#### What is needed
Which lines in the records below contain the word "BETHPAGE"? Copy each of them.

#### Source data
"""
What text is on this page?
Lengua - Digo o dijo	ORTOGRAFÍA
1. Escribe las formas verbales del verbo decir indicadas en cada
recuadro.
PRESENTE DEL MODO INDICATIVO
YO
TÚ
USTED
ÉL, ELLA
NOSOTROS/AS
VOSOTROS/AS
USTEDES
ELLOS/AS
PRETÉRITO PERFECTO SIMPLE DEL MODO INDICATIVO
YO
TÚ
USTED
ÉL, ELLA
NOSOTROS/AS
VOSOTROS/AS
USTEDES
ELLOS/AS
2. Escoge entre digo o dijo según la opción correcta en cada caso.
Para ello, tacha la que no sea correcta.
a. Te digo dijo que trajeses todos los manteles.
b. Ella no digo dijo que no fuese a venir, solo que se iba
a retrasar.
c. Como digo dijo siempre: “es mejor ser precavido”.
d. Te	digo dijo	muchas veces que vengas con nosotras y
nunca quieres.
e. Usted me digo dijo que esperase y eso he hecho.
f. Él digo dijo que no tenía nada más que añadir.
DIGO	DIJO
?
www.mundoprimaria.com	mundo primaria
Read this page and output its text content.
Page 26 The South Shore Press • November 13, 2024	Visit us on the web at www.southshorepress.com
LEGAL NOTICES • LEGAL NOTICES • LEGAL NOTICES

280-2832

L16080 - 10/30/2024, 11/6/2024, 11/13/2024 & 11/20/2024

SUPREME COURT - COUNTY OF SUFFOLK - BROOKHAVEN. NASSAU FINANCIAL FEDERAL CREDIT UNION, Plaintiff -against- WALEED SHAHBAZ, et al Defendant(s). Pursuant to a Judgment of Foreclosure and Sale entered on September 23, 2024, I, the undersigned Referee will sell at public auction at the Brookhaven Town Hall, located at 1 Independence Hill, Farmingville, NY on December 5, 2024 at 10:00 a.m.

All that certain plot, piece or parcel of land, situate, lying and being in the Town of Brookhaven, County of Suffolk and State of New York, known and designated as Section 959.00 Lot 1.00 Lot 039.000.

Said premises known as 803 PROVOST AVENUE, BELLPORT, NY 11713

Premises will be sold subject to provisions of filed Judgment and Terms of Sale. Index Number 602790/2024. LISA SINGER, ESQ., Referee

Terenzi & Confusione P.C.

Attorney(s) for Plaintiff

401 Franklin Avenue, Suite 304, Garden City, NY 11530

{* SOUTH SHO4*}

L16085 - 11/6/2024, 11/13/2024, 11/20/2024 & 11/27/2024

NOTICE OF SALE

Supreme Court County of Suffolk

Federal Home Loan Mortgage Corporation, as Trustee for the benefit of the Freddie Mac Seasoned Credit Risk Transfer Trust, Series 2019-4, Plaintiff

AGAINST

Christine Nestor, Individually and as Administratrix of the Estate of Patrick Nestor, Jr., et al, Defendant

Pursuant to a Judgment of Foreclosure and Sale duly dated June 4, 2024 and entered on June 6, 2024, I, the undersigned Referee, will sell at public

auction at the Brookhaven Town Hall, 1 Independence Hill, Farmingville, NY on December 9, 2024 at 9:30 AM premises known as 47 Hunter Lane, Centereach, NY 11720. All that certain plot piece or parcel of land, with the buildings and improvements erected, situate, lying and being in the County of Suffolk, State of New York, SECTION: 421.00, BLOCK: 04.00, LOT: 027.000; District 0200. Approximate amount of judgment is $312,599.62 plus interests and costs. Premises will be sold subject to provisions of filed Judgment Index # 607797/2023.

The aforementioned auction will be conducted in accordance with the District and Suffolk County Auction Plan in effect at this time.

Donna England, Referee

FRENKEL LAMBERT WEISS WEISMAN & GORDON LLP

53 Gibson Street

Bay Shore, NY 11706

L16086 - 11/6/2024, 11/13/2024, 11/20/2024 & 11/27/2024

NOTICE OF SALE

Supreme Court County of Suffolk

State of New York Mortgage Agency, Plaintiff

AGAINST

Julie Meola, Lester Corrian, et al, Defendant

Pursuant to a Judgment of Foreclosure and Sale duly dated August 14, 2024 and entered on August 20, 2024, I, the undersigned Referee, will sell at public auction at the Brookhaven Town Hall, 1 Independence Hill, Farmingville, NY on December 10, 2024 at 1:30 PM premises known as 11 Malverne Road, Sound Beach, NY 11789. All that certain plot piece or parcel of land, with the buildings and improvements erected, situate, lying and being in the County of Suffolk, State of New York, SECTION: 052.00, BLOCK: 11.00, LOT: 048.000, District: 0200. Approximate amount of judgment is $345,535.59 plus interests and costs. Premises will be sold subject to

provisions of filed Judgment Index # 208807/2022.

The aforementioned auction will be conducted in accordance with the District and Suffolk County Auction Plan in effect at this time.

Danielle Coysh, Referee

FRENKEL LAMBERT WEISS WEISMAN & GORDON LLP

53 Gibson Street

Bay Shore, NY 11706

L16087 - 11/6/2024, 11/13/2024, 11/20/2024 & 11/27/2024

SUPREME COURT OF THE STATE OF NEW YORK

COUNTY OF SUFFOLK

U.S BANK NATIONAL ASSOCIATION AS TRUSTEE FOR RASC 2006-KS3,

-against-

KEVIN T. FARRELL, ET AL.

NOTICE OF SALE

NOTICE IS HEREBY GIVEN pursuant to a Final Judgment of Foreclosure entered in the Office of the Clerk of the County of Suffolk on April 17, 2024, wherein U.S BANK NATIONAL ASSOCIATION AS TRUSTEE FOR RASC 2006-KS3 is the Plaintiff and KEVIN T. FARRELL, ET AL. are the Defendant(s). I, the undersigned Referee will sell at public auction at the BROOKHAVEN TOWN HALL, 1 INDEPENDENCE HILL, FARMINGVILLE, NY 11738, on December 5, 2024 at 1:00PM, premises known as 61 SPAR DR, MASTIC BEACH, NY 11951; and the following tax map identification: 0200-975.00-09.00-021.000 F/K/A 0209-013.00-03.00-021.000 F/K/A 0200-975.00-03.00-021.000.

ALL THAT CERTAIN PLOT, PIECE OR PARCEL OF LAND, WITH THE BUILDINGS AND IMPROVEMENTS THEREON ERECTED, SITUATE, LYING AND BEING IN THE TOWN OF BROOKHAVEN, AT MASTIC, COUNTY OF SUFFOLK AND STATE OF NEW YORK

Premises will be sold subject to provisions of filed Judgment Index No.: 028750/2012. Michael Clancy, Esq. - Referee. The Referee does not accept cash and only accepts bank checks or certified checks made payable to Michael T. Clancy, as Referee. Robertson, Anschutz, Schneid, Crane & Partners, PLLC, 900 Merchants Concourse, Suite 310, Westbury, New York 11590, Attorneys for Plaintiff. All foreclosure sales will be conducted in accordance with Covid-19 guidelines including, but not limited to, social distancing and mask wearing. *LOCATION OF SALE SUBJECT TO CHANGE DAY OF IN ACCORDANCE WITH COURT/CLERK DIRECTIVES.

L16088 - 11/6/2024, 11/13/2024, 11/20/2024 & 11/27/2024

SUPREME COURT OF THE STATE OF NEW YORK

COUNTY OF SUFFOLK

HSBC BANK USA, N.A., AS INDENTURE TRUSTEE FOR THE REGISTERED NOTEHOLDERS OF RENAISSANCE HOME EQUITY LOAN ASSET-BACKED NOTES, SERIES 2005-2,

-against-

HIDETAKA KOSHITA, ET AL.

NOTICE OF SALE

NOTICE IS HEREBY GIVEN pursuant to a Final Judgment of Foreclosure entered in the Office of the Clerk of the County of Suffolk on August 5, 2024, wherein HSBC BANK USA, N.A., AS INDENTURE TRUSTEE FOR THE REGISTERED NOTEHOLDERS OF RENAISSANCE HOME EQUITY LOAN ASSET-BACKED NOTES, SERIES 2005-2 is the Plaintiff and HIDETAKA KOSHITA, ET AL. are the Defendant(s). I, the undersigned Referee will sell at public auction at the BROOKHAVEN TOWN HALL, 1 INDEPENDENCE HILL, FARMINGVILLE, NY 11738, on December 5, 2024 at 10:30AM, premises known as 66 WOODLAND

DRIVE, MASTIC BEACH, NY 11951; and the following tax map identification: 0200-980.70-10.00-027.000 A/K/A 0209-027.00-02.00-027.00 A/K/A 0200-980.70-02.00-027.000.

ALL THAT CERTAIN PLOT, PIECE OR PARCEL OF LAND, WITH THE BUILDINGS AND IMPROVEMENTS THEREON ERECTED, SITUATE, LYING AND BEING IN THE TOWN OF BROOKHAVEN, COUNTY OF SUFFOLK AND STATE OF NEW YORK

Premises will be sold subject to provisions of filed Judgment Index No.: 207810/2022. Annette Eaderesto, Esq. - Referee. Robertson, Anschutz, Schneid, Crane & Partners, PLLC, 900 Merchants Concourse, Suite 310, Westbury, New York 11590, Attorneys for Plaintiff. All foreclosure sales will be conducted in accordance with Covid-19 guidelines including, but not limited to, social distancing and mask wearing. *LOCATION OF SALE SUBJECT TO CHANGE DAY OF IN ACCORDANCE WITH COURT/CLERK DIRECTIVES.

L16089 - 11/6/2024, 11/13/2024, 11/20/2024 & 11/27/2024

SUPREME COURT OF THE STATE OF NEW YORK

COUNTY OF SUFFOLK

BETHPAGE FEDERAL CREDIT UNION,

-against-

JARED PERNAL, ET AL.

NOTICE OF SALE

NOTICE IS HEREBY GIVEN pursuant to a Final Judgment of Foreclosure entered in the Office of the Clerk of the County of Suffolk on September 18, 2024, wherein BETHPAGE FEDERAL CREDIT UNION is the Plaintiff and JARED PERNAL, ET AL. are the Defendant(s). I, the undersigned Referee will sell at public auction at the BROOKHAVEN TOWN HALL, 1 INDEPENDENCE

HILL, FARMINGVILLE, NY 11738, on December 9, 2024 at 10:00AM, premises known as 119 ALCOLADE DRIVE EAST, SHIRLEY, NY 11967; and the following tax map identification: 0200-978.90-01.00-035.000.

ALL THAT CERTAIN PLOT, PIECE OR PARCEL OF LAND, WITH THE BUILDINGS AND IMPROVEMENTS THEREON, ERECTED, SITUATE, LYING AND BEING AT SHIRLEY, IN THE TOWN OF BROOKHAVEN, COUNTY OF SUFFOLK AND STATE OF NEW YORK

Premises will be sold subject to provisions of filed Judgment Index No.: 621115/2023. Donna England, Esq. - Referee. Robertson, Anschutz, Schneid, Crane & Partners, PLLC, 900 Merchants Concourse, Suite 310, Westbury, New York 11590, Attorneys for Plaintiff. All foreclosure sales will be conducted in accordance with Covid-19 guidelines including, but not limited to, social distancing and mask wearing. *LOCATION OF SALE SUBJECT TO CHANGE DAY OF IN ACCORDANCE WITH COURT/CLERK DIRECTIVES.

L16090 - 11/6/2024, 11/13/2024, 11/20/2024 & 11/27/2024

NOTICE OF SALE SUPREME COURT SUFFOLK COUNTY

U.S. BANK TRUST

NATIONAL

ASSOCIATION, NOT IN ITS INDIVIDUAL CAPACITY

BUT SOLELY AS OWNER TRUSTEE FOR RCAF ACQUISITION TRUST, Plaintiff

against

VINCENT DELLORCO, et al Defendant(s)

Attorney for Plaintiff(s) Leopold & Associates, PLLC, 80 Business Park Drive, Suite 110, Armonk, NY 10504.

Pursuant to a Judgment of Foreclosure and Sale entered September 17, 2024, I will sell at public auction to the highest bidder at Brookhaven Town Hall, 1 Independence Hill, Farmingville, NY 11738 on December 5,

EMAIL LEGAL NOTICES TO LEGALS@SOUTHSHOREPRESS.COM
"""
#### Result below
BETHPAGE FEDERAL CREDIT UNION,
NOTICE IS HEREBY GIVEN pursuant to a Final Judgment of Foreclosure entered in the Office of the Clerk of the County of Suffolk on September 18, 2024, wherein BETHPAGE FEDERAL CREDIT UNION is the Plaintiff and JARED PERNAL, ET AL. are the Defendant(s). I, the undersigned Referee will sell at public auction at the BROOKHAVEN TOWN HALL, 1 INDEPENDENCE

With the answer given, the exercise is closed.